#### Data shown
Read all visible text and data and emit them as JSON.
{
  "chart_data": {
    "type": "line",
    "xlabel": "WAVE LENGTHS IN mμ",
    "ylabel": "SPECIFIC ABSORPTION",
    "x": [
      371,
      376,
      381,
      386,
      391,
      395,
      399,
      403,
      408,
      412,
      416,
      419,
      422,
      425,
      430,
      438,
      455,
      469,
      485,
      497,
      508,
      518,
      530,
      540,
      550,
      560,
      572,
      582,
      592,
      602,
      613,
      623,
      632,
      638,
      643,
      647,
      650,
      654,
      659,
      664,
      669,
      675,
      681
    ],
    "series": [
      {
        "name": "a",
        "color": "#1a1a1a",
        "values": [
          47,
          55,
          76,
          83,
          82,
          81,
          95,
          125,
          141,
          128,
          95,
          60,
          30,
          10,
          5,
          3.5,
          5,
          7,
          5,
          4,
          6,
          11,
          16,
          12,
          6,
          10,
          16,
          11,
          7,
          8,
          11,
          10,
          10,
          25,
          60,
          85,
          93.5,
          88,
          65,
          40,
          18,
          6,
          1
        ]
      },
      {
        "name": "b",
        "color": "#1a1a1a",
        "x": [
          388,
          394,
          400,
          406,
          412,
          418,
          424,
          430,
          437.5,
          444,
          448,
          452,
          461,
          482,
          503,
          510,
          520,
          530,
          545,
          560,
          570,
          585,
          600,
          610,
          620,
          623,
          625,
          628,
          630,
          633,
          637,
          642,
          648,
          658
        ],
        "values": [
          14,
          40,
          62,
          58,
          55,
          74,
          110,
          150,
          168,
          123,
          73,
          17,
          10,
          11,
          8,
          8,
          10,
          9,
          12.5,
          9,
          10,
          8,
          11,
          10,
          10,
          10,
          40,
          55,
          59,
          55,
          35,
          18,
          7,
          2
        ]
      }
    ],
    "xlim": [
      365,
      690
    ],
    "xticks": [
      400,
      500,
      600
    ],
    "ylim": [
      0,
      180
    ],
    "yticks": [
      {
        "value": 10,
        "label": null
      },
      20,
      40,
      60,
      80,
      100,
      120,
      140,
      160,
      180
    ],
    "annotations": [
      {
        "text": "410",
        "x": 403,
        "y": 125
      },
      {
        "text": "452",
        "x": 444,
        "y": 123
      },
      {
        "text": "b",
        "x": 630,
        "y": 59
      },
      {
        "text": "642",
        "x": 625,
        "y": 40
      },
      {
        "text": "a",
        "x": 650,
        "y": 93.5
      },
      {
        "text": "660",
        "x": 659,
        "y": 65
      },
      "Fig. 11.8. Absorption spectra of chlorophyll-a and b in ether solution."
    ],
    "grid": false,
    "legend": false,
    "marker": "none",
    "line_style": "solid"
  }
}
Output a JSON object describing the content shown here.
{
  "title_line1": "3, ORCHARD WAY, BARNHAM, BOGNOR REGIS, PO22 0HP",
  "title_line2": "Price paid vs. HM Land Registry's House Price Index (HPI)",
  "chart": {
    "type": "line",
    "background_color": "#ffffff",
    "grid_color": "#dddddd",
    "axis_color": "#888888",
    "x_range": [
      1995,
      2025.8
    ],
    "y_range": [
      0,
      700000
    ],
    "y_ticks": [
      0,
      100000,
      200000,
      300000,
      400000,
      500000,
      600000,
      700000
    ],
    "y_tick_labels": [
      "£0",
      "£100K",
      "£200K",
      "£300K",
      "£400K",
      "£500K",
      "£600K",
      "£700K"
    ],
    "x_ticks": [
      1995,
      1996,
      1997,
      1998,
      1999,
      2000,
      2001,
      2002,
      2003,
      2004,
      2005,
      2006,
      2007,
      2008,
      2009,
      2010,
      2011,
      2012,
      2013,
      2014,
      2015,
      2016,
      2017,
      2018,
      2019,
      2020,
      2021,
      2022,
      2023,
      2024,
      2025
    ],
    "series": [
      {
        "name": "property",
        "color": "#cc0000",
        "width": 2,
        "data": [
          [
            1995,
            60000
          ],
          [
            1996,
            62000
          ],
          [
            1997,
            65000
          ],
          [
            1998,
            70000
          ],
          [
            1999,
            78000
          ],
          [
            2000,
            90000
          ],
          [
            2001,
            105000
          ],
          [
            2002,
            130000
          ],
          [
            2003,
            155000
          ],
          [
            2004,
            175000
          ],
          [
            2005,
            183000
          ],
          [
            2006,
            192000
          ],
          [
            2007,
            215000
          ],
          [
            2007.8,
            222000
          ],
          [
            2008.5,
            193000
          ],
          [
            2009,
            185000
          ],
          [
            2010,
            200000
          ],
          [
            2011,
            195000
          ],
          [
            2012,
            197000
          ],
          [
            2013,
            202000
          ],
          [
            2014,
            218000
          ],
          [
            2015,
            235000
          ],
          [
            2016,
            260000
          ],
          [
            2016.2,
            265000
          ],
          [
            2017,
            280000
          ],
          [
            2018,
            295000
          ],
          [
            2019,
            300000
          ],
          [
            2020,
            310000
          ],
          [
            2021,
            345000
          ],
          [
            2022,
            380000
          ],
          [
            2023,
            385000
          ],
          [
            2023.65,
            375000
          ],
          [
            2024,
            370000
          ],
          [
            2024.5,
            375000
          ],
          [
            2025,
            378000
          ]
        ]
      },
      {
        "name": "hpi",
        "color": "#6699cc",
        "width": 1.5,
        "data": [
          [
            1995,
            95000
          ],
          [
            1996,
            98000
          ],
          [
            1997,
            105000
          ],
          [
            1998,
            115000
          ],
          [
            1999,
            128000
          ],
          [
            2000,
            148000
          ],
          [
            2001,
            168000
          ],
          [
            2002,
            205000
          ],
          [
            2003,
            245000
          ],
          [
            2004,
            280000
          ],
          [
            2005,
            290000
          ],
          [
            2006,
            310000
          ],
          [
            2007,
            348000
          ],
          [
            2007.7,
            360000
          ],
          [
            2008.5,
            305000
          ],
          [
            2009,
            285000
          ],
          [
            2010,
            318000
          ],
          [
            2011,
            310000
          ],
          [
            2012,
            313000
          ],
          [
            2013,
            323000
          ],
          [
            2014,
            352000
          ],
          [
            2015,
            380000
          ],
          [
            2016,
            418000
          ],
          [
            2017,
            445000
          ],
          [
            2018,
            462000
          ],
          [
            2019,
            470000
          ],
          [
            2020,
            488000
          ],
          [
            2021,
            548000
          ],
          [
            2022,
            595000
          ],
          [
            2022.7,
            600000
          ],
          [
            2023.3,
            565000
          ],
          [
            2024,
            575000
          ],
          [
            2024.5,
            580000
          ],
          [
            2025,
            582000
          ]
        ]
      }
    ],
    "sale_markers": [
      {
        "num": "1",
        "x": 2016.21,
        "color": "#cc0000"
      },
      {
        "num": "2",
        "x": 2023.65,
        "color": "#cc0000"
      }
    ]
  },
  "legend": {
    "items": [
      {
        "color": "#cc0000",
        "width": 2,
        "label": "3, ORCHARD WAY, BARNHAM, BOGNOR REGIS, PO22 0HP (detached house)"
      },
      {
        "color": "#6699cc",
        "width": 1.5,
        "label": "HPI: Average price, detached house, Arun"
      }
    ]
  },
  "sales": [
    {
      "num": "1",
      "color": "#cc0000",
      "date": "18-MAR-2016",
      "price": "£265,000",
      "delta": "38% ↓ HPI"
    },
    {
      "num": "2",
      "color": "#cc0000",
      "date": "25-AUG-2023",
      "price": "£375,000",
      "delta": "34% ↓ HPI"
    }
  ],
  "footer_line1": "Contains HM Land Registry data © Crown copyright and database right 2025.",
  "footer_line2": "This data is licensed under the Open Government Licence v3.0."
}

#### Exercise goal
Set out the complete listing exactly as shown.

#### Output below
Read all visible text and data and emit them as JSON.
{
  "chart_data": {
    "type": "line",
    "xlabel": "WAVE LENGTHS IN mμ",
    "ylabel": "SPECIFIC ABSORPTION",
    "x": [
      371,
      376,
      381,
      386,
      391,
      395,
      399,
      403,
      408,
      412,
      416,
      419,
      422,
      425,
      430,
      438,
      455,
      469,
      485,
      497,
      508,
      518,
      530,
      540,
      550,
      560,
      572,
      582,
      592,
      602,
      613,
      623,
      632,
      638,
      643,
      647,
      650,
      654,
      659,
      664,
      669,
      675,
      681
    ],
    "series": [
      {
        "name": "a",
        "color": "#1a1a1a",
        "values": [
          47,
          55,
          76,
          83,
          82,
          81,
          95,
          125,
          141,
          128,
          95,
          60,
          30,
          10,
          5,
          3.5,
          5,
          7,
          5,
          4,
          6,
          11,
          16,
          12,
          6,
          10,
          16,
          11,
          7,
          8,
          11,
          10,
          10,
          25,
          60,
          85,
          93.5,
          88,
          65,
          40,
          18,
          6,
          1
        ]
      },
      {
        "name": "b",
        "color": "#1a1a1a",
        "x": [
          388,
          394,
          400,
          406,
          412,
          418,
          424,
          430,
          437.5,
          444,
          448,
          452,
          461,
          482,
          503,
          510,
          520,
          530,
          545,
          560,
          570,
          585,
          600,
          610,
          620,
          623,
          625,
          628,
          630,
          633,
          637,
          642,
          648,
          658
        ],
        "values": [
          14,
          40,
          62,
          58,
          55,
          74,
          110,
          150,
          168,
          123,
          73,
          17,
          10,
          11,
          8,
          8,
          10,
          9,
          12.5,
          9,
          10,
          8,
          11,
          10,
          10,
          10,
          40,
          55,
          59,
          55,
          35,
          18,
          7,
          2
        ]
      }
    ],
    "xlim": [
      365,
      690
    ],
    "xticks": [
      400,
      500,
      600
    ],
    "ylim": [
      0,
      180
    ],
    "yticks": [
      {
        "value": 10,
        "label": null
      },
      20,
      40,
      60,
      80,
      100,
      120,
      140,
      160,
      180
    ],
    "annotations": [
      {
        "text": "410",
        "x": 403,
        "y": 125
      },
      {
        "text": "452",
        "x": 444,
        "y": 123
      },
      {
        "text": "b",
        "x": 630,
        "y": 59
      },
      {
        "text": "642",
        "x": 625,
        "y": 40
      },
      {
        "text": "a",
        "x": 650,
        "y": 93.5
      },
      {
        "text": "660",
        "x": 659,
        "y": 65
      },
      "Fig. 11.8. Absorption spectra of chlorophyll-a and b in ether solution."
    ],
    "grid": false,
    "legend": false,
    "marker": "none",
    "line_style": "solid"
  }
}
Output a JSON object describing the content shown here.
{
  "title_line1": "3, ORCHARD WAY, BARNHAM, BOGNOR REGIS, PO22 0HP",
  "title_line2": "Price paid vs. HM Land Registry's House Price Index (HPI)",
  "chart": {
    "type": "line",
    "background_color": "#ffffff",
    "grid_color": "#dddddd",
    "axis_color": "#888888",
    "x_range": [
      1995,
      2025.8
    ],
    "y_range": [
      0,
      700000
    ],
    "y_ticks": [
      0,
      100000,
      200000,
      300000,
      400000,
      500000,
      600000,
      700000
    ],
    "y_tick_labels": [
      "£0",
      "£100K",
      "£200K",
      "£300K",
      "£400K",
      "£500K",
      "£600K",
      "£700K"
    ],
    "x_ticks": [
      1995,
      1996,
      1997,
      1998,
      1999,
      2000,
      2001,
      2002,
      2003,
      2004,
      2005,
      2006,
      2007,
      2008,
      2009,
      2010,
      2011,
      2012,
      2013,
      2014,
      2015,
      2016,
      2017,
      2018,
      2019,
      2020,
      2021,
      2022,
      2023,
      2024,
      2025
    ],
    "series": [
      {
        "name": "property",
        "color": "#cc0000",
        "width": 2,
        "data": [
          [
            1995,
            60000
          ],
          [
            1996,
            62000
          ],
          [
            1997,
            65000
          ],
          [
            1998,
            70000
          ],
          [
            1999,
            78000
          ],
          [
            2000,
            90000
          ],
          [
            2001,
            105000
          ],
          [
            2002,
            130000
          ],
          [
            2003,
            155000
          ],
          [
            2004,
            175000
          ],
          [
            2005,
            183000
          ],
          [
            2006,
            192000
          ],
          [
            2007,
            215000
          ],
          [
            2007.8,
            222000
          ],
          [
            2008.5,
            193000
          ],
          [
            2009,
            185000
          ],
          [
            2010,
            200000
          ],
          [
            2011,
            195000
          ],
          [
            2012,
            197000
          ],
          [
            2013,
            202000
          ],
          [
            2014,
            218000
          ],
          [
            2015,
            235000
          ],
          [
            2016,
            260000
          ],
          [
            2016.2,
            265000
          ],
          [
            2017,
            280000
          ],
          [
            2018,
            295000
          ],
          [
            2019,
            300000
          ],
          [
            2020,
            310000
          ],
          [
            2021,
            345000
          ],
          [
            2022,
            380000
          ],
          [
            2023,
            385000
          ],
          [
            2023.65,
            375000
          ],
          [
            2024,
            370000
          ],
          [
            2024.5,
            375000
          ],
          [
            2025,
            378000
          ]
        ]
      },
      {
        "name": "hpi",
        "color": "#6699cc",
        "width": 1.5,
        "data": [
          [
            1995,
            95000
          ],
          [
            1996,
            98000
          ],
          [
            1997,
            105000
          ],
          [
            1998,
            115000
          ],
          [
            1999,
            128000
          ],
          [
            2000,
            148000
          ],
          [
            2001,
            168000
          ],
          [
            2002,
            205000
          ],
          [
            2003,
            245000
          ],
          [
            2004,
            280000
          ],
          [
            2005,
            290000
          ],
          [
            2006,
            310000
          ],
          [
            2007,
            348000
          ],
          [
            2007.7,
            360000
          ],
          [
            2008.5,
            305000
          ],
          [
            2009,
            285000
          ],
          [
            2010,
            318000
          ],
          [
            2011,
            310000
          ],
          [
            2012,
            313000
          ],
          [
            2013,
            323000
          ],
          [
            2014,
            352000
          ],
          [
            2015,
            380000
          ],
          [
            2016,
            418000
          ],
          [
            2017,
            445000
          ],
          [
            2018,
            462000
          ],
          [
            2019,
            470000
          ],
          [
            2020,
            488000
          ],
          [
            2021,
            548000
          ],
          [
            2022,
            595000
          ],
          [
            2022.7,
            600000
          ],
          [
            2023.3,
            565000
          ],
          [
            2024,
            575000
          ],
          [
            2024.5,
            580000
          ],
          [
            2025,
            582000
          ]
        ]
      }
    ],
    "sale_markers": [
      {
        "num": "1",
        "x": 2016.21,
        "color": "#cc0000"
      },
      {
        "num": "2",
        "x": 2023.65,
        "color": "#cc0000"
      }
    ]
  },
  "legend": {
    "items": [
      {
        "color": "#cc0000",
        "width": 2,
        "label": "3, ORCHARD WAY, BARNHAM, BOGNOR REGIS, PO22 0HP (detached house)"
      },
      {
        "color": "#6699cc",
        "width": 1.5,
        "label": "HPI: Average price, detached house, Arun"
      }
    ]
  },
  "sales": [
    {
      "num": "1",
      "color": "#cc0000",
      "date": "18-MAR-2016",
      "price": "£265,000",
      "delta": "38% ↓ HPI"
    },
    {
      "num": "2",
      "color": "#cc0000",
      "date": "25-AUG-2023",
      "price": "£375,000",
      "delta": "34% ↓ HPI"
    }
  ],
  "footer_line1": "Contains HM Land Registry data © Crown copyright and database right 2025.",
  "footer_line2": "This data is licensed under the Open Government Licence v3.0."
}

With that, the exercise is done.